Entries taken from a collection

begin

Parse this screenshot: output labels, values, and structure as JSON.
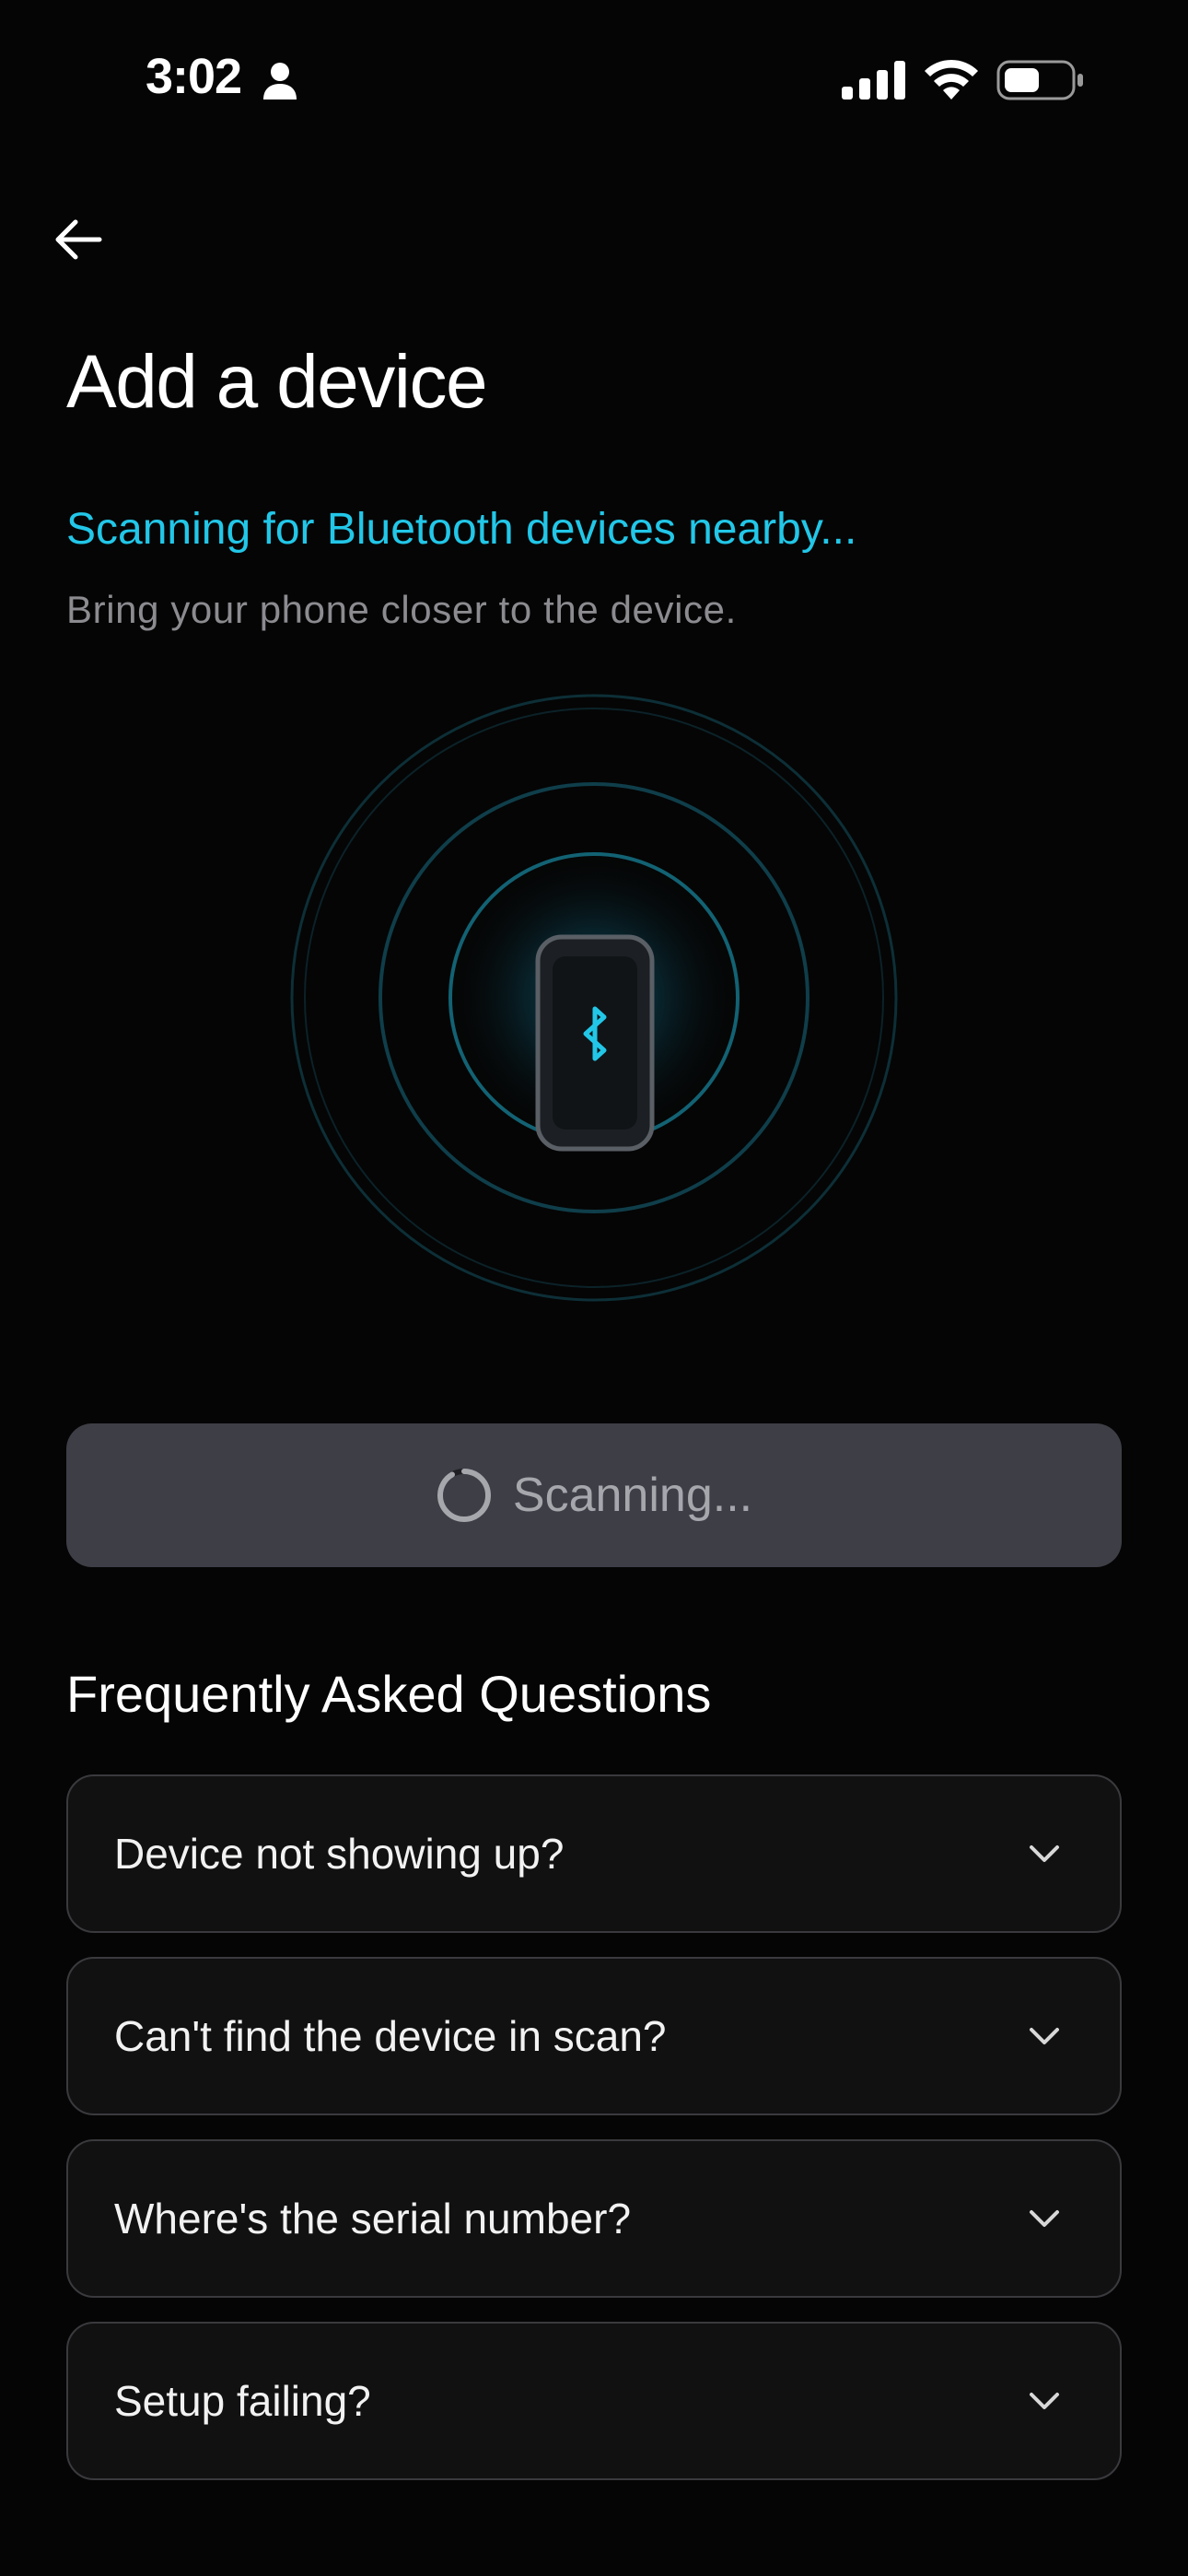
{
  "status_bar": {
    "time": "3:02",
    "battery_level": 0.55
  },
  "header": {
    "back_icon": "arrow-left-icon",
    "title": "Add a device"
  },
  "scan": {
    "status_text": "Scanning for Bluetooth devices nearby...",
    "hint_text": "Bring your phone closer to the device.",
    "illustration_icon": "bluetooth-icon",
    "button_label": "Scanning..."
  },
  "faq": {
    "heading": "Frequently Asked Questions",
    "items": [
      {
        "question": "Device not showing up?"
      },
      {
        "question": "Can't find the device in scan?"
      },
      {
        "question": "Where's the serial number?"
      },
      {
        "question": "Setup failing?"
      }
    ]
  },
  "colors": {
    "accent": "#22c7e8",
    "background": "#050505",
    "button_disabled": "#3e3e47",
    "card": "#111112"
  }
}
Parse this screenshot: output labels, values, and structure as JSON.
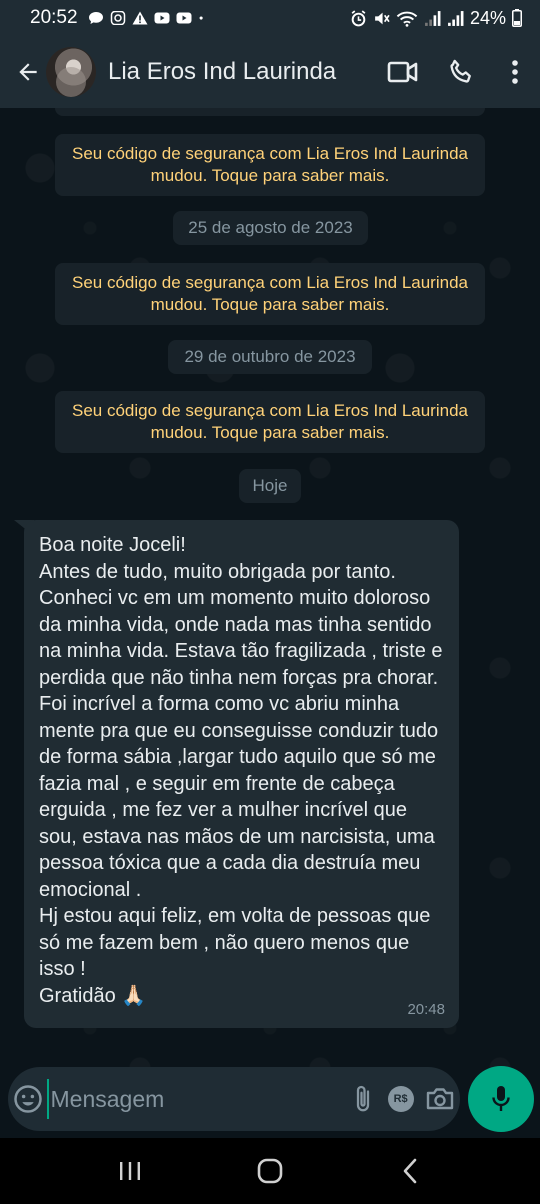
{
  "status_bar": {
    "time": "20:52",
    "battery": "24%"
  },
  "header": {
    "title": "Lia Eros Ind Laurinda"
  },
  "chat": {
    "system_messages": [
      "Seu código de segurança com Lia Eros Ind Laurinda mudou. Toque para saber mais.",
      "Seu código de segurança com Lia Eros Ind Laurinda mudou. Toque para saber mais.",
      "Seu código de segurança com Lia Eros Ind Laurinda mudou. Toque para saber mais."
    ],
    "dates": [
      "25 de agosto de 2023",
      "29 de outubro de 2023",
      "Hoje"
    ],
    "message": {
      "text": "Boa noite Joceli!\nAntes de tudo, muito obrigada por tanto.\nConheci vc em um momento muito doloroso da minha vida, onde nada mas tinha sentido na minha vida. Estava tão fragilizada , triste  e perdida que não tinha nem  forças  pra chorar.\nFoi incrível a forma como vc abriu minha mente pra que eu conseguisse  conduzir tudo de forma sábia ,largar  tudo aquilo que só me fazia mal , e seguir em frente de cabeça erguida , me fez ver a mulher incrível que sou, estava nas mãos de um narcisista, uma pessoa tóxica que a cada dia destruía meu emocional .\nHj estou aqui feliz, em volta de pessoas que só me fazem bem , não quero menos que isso !\nGratidão 🙏🏻",
      "time": "20:48"
    }
  },
  "composer": {
    "placeholder": "Mensagem",
    "payment_label": "R$"
  },
  "colors": {
    "accent": "#00a884",
    "system_text": "#ffd279",
    "bubble": "#202c33",
    "background": "#0b141a"
  }
}
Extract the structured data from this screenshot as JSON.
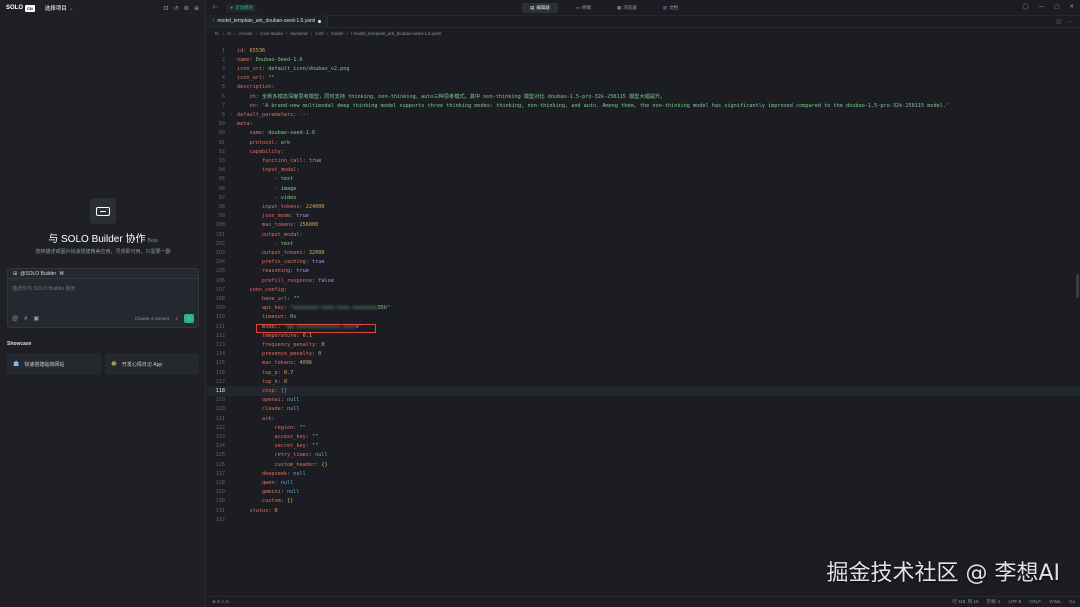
{
  "left_panel": {
    "brand": "SOLO",
    "brand_box": "CN",
    "project_label": "选择项目",
    "hero_title": "与 SOLO Builder 协作",
    "hero_badge": "Beta",
    "hero_subtitle": "按转描述或图片快速搭建精美应用，灵感即可用，只需要一翻",
    "chat_mention": "@SOLO Builder",
    "chat_placeholder": "描述你与 SOLO Builder 聊天",
    "chat_model": "Claude-4-Sonnet",
    "showcase_title": "Showcase",
    "showcase": [
      {
        "label": "快速搭建临商网站"
      },
      {
        "label": "开发心情日记 App"
      }
    ]
  },
  "title_bar": {
    "chip": "灵动模组",
    "tabs": [
      {
        "label": "编辑器",
        "active": true
      },
      {
        "label": "终端",
        "active": false
      },
      {
        "label": "浏览器",
        "active": false
      },
      {
        "label": "文档",
        "active": false
      }
    ]
  },
  "file_tab": {
    "name": "model_template_ark_doubao-seed-1.6.yaml"
  },
  "breadcrumb": [
    "D:",
    "AI",
    "Aicode",
    "coze-studio",
    "backend",
    "conf",
    "model",
    "! model_template_ark_doubao-seed-1.6.yaml"
  ],
  "code_lines": [
    {
      "n": "1",
      "i": 0,
      "parts": [
        [
          "k",
          "id"
        ],
        [
          "p",
          ": "
        ],
        [
          "n",
          "65536"
        ]
      ]
    },
    {
      "n": "2",
      "i": 0,
      "parts": [
        [
          "k",
          "name"
        ],
        [
          "p",
          ": "
        ],
        [
          "s",
          "Doubao-Seed-1.6"
        ]
      ]
    },
    {
      "n": "3",
      "i": 0,
      "parts": [
        [
          "k",
          "icon_uri"
        ],
        [
          "p",
          ": "
        ],
        [
          "s",
          "default_icon/doubao_v2.png"
        ]
      ]
    },
    {
      "n": "4",
      "i": 0,
      "parts": [
        [
          "k",
          "icon_url"
        ],
        [
          "p",
          ": "
        ],
        [
          "s",
          "\"\""
        ]
      ]
    },
    {
      "n": "5",
      "i": 0,
      "parts": [
        [
          "k",
          "description"
        ],
        [
          "p",
          ":"
        ]
      ]
    },
    {
      "n": "6",
      "i": 1,
      "parts": [
        [
          "k",
          "zh"
        ],
        [
          "p",
          ": "
        ],
        [
          "s",
          "全新多模态深度思考模型，同时支持 thinking、non-thinking、auto三种思考模式。其中 non-thinking 模型对比 doubao-1.5-pro-32k-250115 模型大幅提升。"
        ]
      ]
    },
    {
      "n": "7",
      "i": 1,
      "parts": [
        [
          "k",
          "en"
        ],
        [
          "p",
          ": "
        ],
        [
          "s",
          "'A brand-new multimodal deep thinking model supports three thinking modes: thinking, non-thinking, and auto. Among them, the non-thinking model has significantly improved compared to the doubao-1.5-pro-32k-250115 model.'"
        ]
      ]
    },
    {
      "n": "8",
      "i": 0,
      "fold": true,
      "parts": [
        [
          "k",
          "default_parameters"
        ],
        [
          "p",
          ": ···"
        ]
      ]
    },
    {
      "n": "89",
      "i": 0,
      "parts": [
        [
          "k",
          "meta"
        ],
        [
          "p",
          ":"
        ]
      ]
    },
    {
      "n": "90",
      "i": 1,
      "parts": [
        [
          "k",
          "name"
        ],
        [
          "p",
          ": "
        ],
        [
          "s",
          "doubao-seed-1.6"
        ]
      ]
    },
    {
      "n": "91",
      "i": 1,
      "parts": [
        [
          "k",
          "protocol"
        ],
        [
          "p",
          ": "
        ],
        [
          "s",
          "ark"
        ]
      ]
    },
    {
      "n": "92",
      "i": 1,
      "parts": [
        [
          "k",
          "capability"
        ],
        [
          "p",
          ":"
        ]
      ]
    },
    {
      "n": "93",
      "i": 2,
      "parts": [
        [
          "k",
          "function_call"
        ],
        [
          "p",
          ": "
        ],
        [
          "b",
          "true"
        ]
      ]
    },
    {
      "n": "94",
      "i": 2,
      "parts": [
        [
          "k",
          "input_modal"
        ],
        [
          "p",
          ":"
        ]
      ]
    },
    {
      "n": "95",
      "i": 3,
      "parts": [
        [
          "p",
          "- "
        ],
        [
          "s",
          "text"
        ]
      ]
    },
    {
      "n": "96",
      "i": 3,
      "parts": [
        [
          "p",
          "- "
        ],
        [
          "s",
          "image"
        ]
      ]
    },
    {
      "n": "97",
      "i": 3,
      "parts": [
        [
          "p",
          "- "
        ],
        [
          "s",
          "video"
        ]
      ]
    },
    {
      "n": "98",
      "i": 2,
      "parts": [
        [
          "k",
          "input_tokens"
        ],
        [
          "p",
          ": "
        ],
        [
          "n",
          "224000"
        ]
      ]
    },
    {
      "n": "99",
      "i": 2,
      "parts": [
        [
          "k",
          "json_mode"
        ],
        [
          "p",
          ": "
        ],
        [
          "b",
          "true"
        ]
      ]
    },
    {
      "n": "100",
      "i": 2,
      "parts": [
        [
          "k",
          "max_tokens"
        ],
        [
          "p",
          ": "
        ],
        [
          "n",
          "256000"
        ]
      ]
    },
    {
      "n": "101",
      "i": 2,
      "parts": [
        [
          "k",
          "output_modal"
        ],
        [
          "p",
          ":"
        ]
      ]
    },
    {
      "n": "102",
      "i": 3,
      "parts": [
        [
          "p",
          "- "
        ],
        [
          "s",
          "text"
        ]
      ]
    },
    {
      "n": "103",
      "i": 2,
      "parts": [
        [
          "k",
          "output_tokens"
        ],
        [
          "p",
          ": "
        ],
        [
          "n",
          "32000"
        ]
      ]
    },
    {
      "n": "104",
      "i": 2,
      "parts": [
        [
          "k",
          "prefix_caching"
        ],
        [
          "p",
          ": "
        ],
        [
          "b",
          "true"
        ]
      ]
    },
    {
      "n": "105",
      "i": 2,
      "parts": [
        [
          "k",
          "reasoning"
        ],
        [
          "p",
          ": "
        ],
        [
          "b",
          "true"
        ]
      ]
    },
    {
      "n": "106",
      "i": 2,
      "parts": [
        [
          "k",
          "prefill_response"
        ],
        [
          "p",
          ": "
        ],
        [
          "b",
          "false"
        ]
      ]
    },
    {
      "n": "107",
      "i": 1,
      "parts": [
        [
          "k",
          "conn_config"
        ],
        [
          "p",
          ":"
        ]
      ]
    },
    {
      "n": "108",
      "i": 2,
      "parts": [
        [
          "k",
          "base_url"
        ],
        [
          "p",
          ": "
        ],
        [
          "s",
          "\"\""
        ]
      ]
    },
    {
      "n": "109",
      "i": 2,
      "parts": [
        [
          "k",
          "api_key"
        ],
        [
          "p",
          ": "
        ],
        [
          "blur",
          "\"xxxxxxxx-xxxx-xxxx-xxxxxxxx"
        ],
        [
          "s",
          "35b\""
        ]
      ]
    },
    {
      "n": "110",
      "i": 2,
      "parts": [
        [
          "k",
          "timeout"
        ],
        [
          "p",
          ": "
        ],
        [
          "s",
          "0s"
        ]
      ]
    },
    {
      "n": "111",
      "i": 2,
      "parts": [
        [
          "k",
          "model"
        ],
        [
          "p",
          ": "
        ],
        [
          "blur",
          "\"ep-xxxxxxxxxxxxxx-xxxx"
        ],
        [
          "s",
          "v\""
        ]
      ]
    },
    {
      "n": "112",
      "i": 2,
      "parts": [
        [
          "k",
          "temperature"
        ],
        [
          "p",
          ": "
        ],
        [
          "n",
          "0.1"
        ]
      ]
    },
    {
      "n": "113",
      "i": 2,
      "parts": [
        [
          "k",
          "frequency_penalty"
        ],
        [
          "p",
          ": "
        ],
        [
          "n",
          "0"
        ]
      ]
    },
    {
      "n": "114",
      "i": 2,
      "parts": [
        [
          "k",
          "presence_penalty"
        ],
        [
          "p",
          ": "
        ],
        [
          "n",
          "0"
        ]
      ]
    },
    {
      "n": "115",
      "i": 2,
      "parts": [
        [
          "k",
          "max_tokens"
        ],
        [
          "p",
          ": "
        ],
        [
          "n",
          "4096"
        ]
      ]
    },
    {
      "n": "116",
      "i": 2,
      "parts": [
        [
          "k",
          "top_p"
        ],
        [
          "p",
          ": "
        ],
        [
          "n",
          "0.7"
        ]
      ]
    },
    {
      "n": "117",
      "i": 2,
      "parts": [
        [
          "k",
          "top_k"
        ],
        [
          "p",
          ": "
        ],
        [
          "n",
          "0"
        ]
      ]
    },
    {
      "n": "118",
      "i": 2,
      "hl": true,
      "parts": [
        [
          "k",
          "stop"
        ],
        [
          "p",
          ": "
        ],
        [
          "p",
          "[]"
        ]
      ]
    },
    {
      "n": "119",
      "i": 2,
      "parts": [
        [
          "k",
          "openai"
        ],
        [
          "p",
          ": "
        ],
        [
          "nul",
          "null"
        ]
      ]
    },
    {
      "n": "120",
      "i": 2,
      "parts": [
        [
          "k",
          "claude"
        ],
        [
          "p",
          ": "
        ],
        [
          "nul",
          "null"
        ]
      ]
    },
    {
      "n": "121",
      "i": 2,
      "parts": [
        [
          "k",
          "ark"
        ],
        [
          "p",
          ":"
        ]
      ]
    },
    {
      "n": "122",
      "i": 3,
      "parts": [
        [
          "k",
          "region"
        ],
        [
          "p",
          ": "
        ],
        [
          "s",
          "\"\""
        ]
      ]
    },
    {
      "n": "123",
      "i": 3,
      "parts": [
        [
          "k",
          "access_key"
        ],
        [
          "p",
          ": "
        ],
        [
          "s",
          "\"\""
        ]
      ]
    },
    {
      "n": "124",
      "i": 3,
      "parts": [
        [
          "k",
          "secret_key"
        ],
        [
          "p",
          ": "
        ],
        [
          "s",
          "\"\""
        ]
      ]
    },
    {
      "n": "125",
      "i": 3,
      "parts": [
        [
          "k",
          "retry_times"
        ],
        [
          "p",
          ": "
        ],
        [
          "nul",
          "null"
        ]
      ]
    },
    {
      "n": "126",
      "i": 3,
      "parts": [
        [
          "k",
          "custom_header"
        ],
        [
          "p",
          ": "
        ],
        [
          "n",
          "{}"
        ]
      ]
    },
    {
      "n": "127",
      "i": 2,
      "parts": [
        [
          "k",
          "deepseek"
        ],
        [
          "p",
          ": "
        ],
        [
          "nul",
          "null"
        ]
      ]
    },
    {
      "n": "128",
      "i": 2,
      "parts": [
        [
          "k",
          "qwen"
        ],
        [
          "p",
          ": "
        ],
        [
          "nul",
          "null"
        ]
      ]
    },
    {
      "n": "129",
      "i": 2,
      "parts": [
        [
          "k",
          "gemini"
        ],
        [
          "p",
          ": "
        ],
        [
          "nul",
          "null"
        ]
      ]
    },
    {
      "n": "130",
      "i": 2,
      "parts": [
        [
          "k",
          "custom"
        ],
        [
          "p",
          ": "
        ],
        [
          "n",
          "{}"
        ]
      ]
    },
    {
      "n": "131",
      "i": 1,
      "parts": [
        [
          "k",
          "status"
        ],
        [
          "p",
          ": "
        ],
        [
          "n",
          "0"
        ]
      ]
    },
    {
      "n": "132",
      "i": 0,
      "parts": []
    }
  ],
  "status_bar": {
    "left": "⊗ 0 ⚠ 0",
    "right": [
      "行 118, 列 15",
      "空格: 2",
      "UTF-8",
      "CRLF",
      "YAML",
      "Go"
    ]
  },
  "watermark": "掘金技术社区 @ 李想AI",
  "colors": {
    "accent": "#2db38a",
    "highlight_box": "#e0463a"
  }
}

end

(THE REQUEST)
Count each line of the data where the word "Eros" appears, then reply with the total only.

(ANSWER IN FULL)
4